Copy every line of the listing word for word, but omit the picture placeholders from your answer.

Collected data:
------------------------------
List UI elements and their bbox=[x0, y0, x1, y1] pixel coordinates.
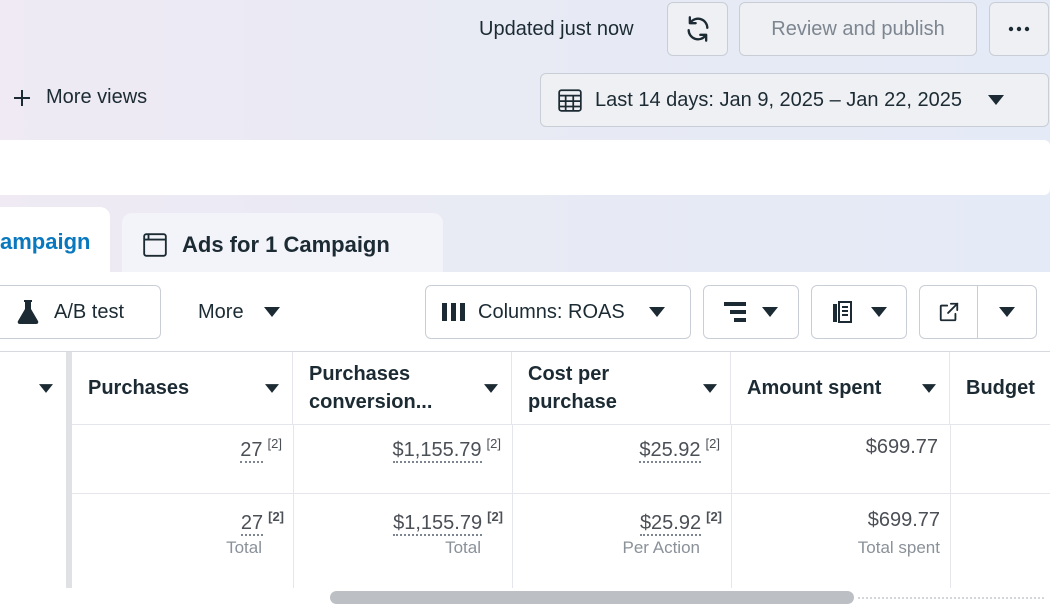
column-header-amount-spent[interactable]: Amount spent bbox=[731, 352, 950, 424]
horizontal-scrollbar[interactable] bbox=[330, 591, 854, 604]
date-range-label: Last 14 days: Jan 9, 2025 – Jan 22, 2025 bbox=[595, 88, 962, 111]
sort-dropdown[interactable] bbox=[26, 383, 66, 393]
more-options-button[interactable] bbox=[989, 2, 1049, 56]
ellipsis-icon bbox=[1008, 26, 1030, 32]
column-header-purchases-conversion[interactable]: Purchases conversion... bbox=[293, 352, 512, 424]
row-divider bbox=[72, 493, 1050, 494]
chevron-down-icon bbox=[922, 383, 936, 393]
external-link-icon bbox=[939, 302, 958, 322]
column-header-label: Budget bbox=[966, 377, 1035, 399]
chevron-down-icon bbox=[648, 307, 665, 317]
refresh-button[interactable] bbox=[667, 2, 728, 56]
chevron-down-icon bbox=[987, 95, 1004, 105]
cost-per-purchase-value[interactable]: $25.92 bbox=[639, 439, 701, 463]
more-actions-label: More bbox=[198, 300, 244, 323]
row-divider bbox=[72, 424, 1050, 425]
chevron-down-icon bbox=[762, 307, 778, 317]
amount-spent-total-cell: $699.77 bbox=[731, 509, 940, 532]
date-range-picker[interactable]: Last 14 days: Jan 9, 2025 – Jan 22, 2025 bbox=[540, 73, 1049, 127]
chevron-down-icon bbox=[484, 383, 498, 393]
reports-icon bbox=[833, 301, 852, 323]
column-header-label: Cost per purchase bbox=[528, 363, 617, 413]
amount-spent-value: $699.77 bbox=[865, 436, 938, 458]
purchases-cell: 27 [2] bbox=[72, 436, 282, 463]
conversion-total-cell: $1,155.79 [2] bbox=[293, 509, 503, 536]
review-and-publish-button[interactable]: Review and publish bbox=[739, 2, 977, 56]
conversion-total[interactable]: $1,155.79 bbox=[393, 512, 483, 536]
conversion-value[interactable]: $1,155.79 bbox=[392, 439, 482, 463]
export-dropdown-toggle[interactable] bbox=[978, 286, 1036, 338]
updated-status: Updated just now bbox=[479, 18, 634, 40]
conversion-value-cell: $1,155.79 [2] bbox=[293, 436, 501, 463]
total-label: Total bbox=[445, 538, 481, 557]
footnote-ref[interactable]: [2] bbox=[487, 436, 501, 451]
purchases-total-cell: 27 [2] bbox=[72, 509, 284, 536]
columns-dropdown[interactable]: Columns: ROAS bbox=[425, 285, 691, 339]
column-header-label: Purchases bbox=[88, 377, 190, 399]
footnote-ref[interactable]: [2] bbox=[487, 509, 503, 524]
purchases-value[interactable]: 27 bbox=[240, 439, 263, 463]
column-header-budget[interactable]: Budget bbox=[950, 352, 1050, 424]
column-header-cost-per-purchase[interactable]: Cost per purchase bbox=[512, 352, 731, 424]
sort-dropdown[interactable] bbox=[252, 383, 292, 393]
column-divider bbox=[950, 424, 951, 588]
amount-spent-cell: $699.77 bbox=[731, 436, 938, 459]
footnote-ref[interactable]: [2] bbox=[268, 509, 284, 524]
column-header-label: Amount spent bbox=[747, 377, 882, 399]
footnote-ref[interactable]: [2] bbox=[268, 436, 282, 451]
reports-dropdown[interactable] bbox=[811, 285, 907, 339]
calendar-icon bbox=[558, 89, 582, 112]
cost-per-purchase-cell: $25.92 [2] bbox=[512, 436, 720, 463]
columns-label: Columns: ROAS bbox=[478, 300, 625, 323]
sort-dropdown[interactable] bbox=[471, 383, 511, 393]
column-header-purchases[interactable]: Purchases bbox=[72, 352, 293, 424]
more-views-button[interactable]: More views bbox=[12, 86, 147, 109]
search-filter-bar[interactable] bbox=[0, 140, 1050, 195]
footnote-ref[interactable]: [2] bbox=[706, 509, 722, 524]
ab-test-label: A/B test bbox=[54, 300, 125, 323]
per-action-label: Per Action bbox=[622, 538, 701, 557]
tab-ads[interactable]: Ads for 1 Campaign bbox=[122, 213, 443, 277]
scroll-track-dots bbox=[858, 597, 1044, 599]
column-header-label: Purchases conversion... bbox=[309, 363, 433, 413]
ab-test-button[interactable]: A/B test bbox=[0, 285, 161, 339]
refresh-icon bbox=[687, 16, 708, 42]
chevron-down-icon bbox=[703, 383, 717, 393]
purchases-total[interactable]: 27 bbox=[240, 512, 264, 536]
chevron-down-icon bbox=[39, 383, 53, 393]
------------------------------
◆ Solution below
List UI elements and their bbox=[x0, y0, x1, y1] pixel coordinates.
column-header-amount-spent[interactable]: Amount spent bbox=[731, 352, 950, 424]
horizontal-scrollbar[interactable] bbox=[330, 591, 854, 604]
date-range-label: Last 14 days: Jan 9, 2025 – Jan 22, 2025 bbox=[595, 88, 962, 111]
sort-dropdown[interactable] bbox=[26, 383, 66, 393]
more-options-button[interactable] bbox=[989, 2, 1049, 56]
ellipsis-icon bbox=[1008, 26, 1030, 32]
column-header-purchases-conversion[interactable]: Purchases conversion... bbox=[293, 352, 512, 424]
row-divider bbox=[72, 493, 1050, 494]
chevron-down-icon bbox=[922, 383, 936, 393]
external-link-icon bbox=[939, 302, 958, 322]
column-header-label: Budget bbox=[966, 377, 1035, 399]
chevron-down-icon bbox=[648, 307, 665, 317]
refresh-button[interactable] bbox=[667, 2, 728, 56]
chevron-down-icon bbox=[987, 95, 1004, 105]
cost-per-purchase-value[interactable]: $25.92 bbox=[639, 439, 701, 463]
more-actions-label: More bbox=[198, 300, 244, 323]
row-divider bbox=[72, 424, 1050, 425]
chevron-down-icon bbox=[762, 307, 778, 317]
amount-spent-total-cell: $699.77 bbox=[731, 509, 940, 532]
date-range-picker[interactable]: Last 14 days: Jan 9, 2025 – Jan 22, 2025 bbox=[540, 73, 1049, 127]
chevron-down-icon bbox=[484, 383, 498, 393]
reports-icon bbox=[833, 301, 852, 323]
column-header-label: Cost per purchase bbox=[528, 363, 617, 413]
amount-spent-value: $699.77 bbox=[865, 436, 938, 458]
purchases-cell: 27 [2] bbox=[72, 436, 282, 463]
conversion-total-cell: $1,155.79 [2] bbox=[293, 509, 503, 536]
review-and-publish-button[interactable]: Review and publish bbox=[739, 2, 977, 56]
conversion-total[interactable]: $1,155.79 bbox=[393, 512, 483, 536]
conversion-value[interactable]: $1,155.79 bbox=[392, 439, 482, 463]
export-dropdown-toggle[interactable] bbox=[978, 286, 1036, 338]
updated-status: Updated just now bbox=[479, 18, 634, 40]
conversion-value-cell: $1,155.79 [2] bbox=[293, 436, 501, 463]
total-label: Total bbox=[445, 538, 481, 557]
footnote-ref[interactable]: [2] bbox=[487, 436, 501, 451]
purchases-total-cell: 27 [2] bbox=[72, 509, 284, 536]
columns-dropdown[interactable]: Columns: ROAS bbox=[425, 285, 691, 339]
column-header-label: Purchases bbox=[88, 377, 190, 399]
footnote-ref[interactable]: [2] bbox=[487, 509, 503, 524]
purchases-value[interactable]: 27 bbox=[240, 439, 263, 463]
column-header-budget[interactable]: Budget bbox=[950, 352, 1050, 424]
column-header-cost-per-purchase[interactable]: Cost per purchase bbox=[512, 352, 731, 424]
sort-dropdown[interactable] bbox=[252, 383, 292, 393]
column-divider bbox=[950, 424, 951, 588]
amount-spent-cell: $699.77 bbox=[731, 436, 938, 459]
footnote-ref[interactable]: [2] bbox=[268, 509, 284, 524]
column-header-label: Amount spent bbox=[747, 377, 882, 399]
footnote-ref[interactable]: [2] bbox=[268, 436, 282, 451]
reports-dropdown[interactable] bbox=[811, 285, 907, 339]
calendar-icon bbox=[558, 89, 582, 112]
cost-per-purchase-cell: $25.92 [2] bbox=[512, 436, 720, 463]
columns-label: Columns: ROAS bbox=[478, 300, 625, 323]
sort-dropdown[interactable] bbox=[471, 383, 511, 393]
column-header-purchases[interactable]: Purchases bbox=[72, 352, 293, 424]
more-views-button[interactable]: More views bbox=[12, 86, 147, 109]
search-filter-bar[interactable] bbox=[0, 140, 1050, 195]
footnote-ref[interactable]: [2] bbox=[706, 509, 722, 524]
ab-test-label: A/B test bbox=[54, 300, 125, 323]
per-action-label: Per Action bbox=[622, 538, 701, 557]
tab-ads[interactable]: Ads for 1 Campaign bbox=[122, 213, 443, 277]
scroll-track-dots bbox=[858, 597, 1044, 599]
column-header-label: Purchases conversion... bbox=[309, 363, 433, 413]
ab-test-button[interactable]: A/B test bbox=[0, 285, 161, 339]
refresh-icon bbox=[687, 16, 708, 42]
chevron-down-icon bbox=[703, 383, 717, 393]
purchases-total[interactable]: 27 bbox=[240, 512, 264, 536]
chevron-down-icon bbox=[39, 383, 53, 393]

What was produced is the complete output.